--- START Supplied entries ---

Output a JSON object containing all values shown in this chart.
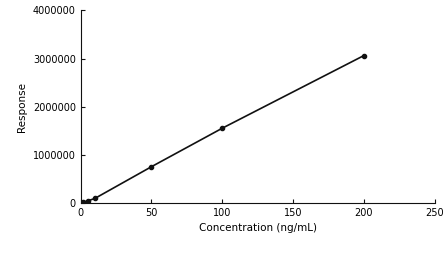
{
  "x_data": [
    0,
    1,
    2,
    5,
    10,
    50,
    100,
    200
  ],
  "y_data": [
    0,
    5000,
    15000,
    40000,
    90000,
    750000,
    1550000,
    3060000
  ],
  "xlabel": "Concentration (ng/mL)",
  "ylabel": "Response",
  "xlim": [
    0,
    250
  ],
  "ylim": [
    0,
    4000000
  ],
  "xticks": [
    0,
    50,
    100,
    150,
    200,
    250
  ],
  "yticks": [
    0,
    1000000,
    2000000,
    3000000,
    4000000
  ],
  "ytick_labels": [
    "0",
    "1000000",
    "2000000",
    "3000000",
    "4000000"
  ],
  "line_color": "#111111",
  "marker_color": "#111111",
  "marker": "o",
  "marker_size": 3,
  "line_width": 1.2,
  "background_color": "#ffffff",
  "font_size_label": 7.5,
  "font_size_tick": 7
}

--- END Supplied entries ---

Directions | Print the whole listing above once more, word for word, without its pictures.

Written reply |
Output a JSON object containing all values shown in this chart.
{
  "x_data": [
    0,
    1,
    2,
    5,
    10,
    50,
    100,
    200
  ],
  "y_data": [
    0,
    5000,
    15000,
    40000,
    90000,
    750000,
    1550000,
    3060000
  ],
  "xlabel": "Concentration (ng/mL)",
  "ylabel": "Response",
  "xlim": [
    0,
    250
  ],
  "ylim": [
    0,
    4000000
  ],
  "xticks": [
    0,
    50,
    100,
    150,
    200,
    250
  ],
  "yticks": [
    0,
    1000000,
    2000000,
    3000000,
    4000000
  ],
  "ytick_labels": [
    "0",
    "1000000",
    "2000000",
    "3000000",
    "4000000"
  ],
  "line_color": "#111111",
  "marker_color": "#111111",
  "marker": "o",
  "marker_size": 3,
  "line_width": 1.2,
  "background_color": "#ffffff",
  "font_size_label": 7.5,
  "font_size_tick": 7
}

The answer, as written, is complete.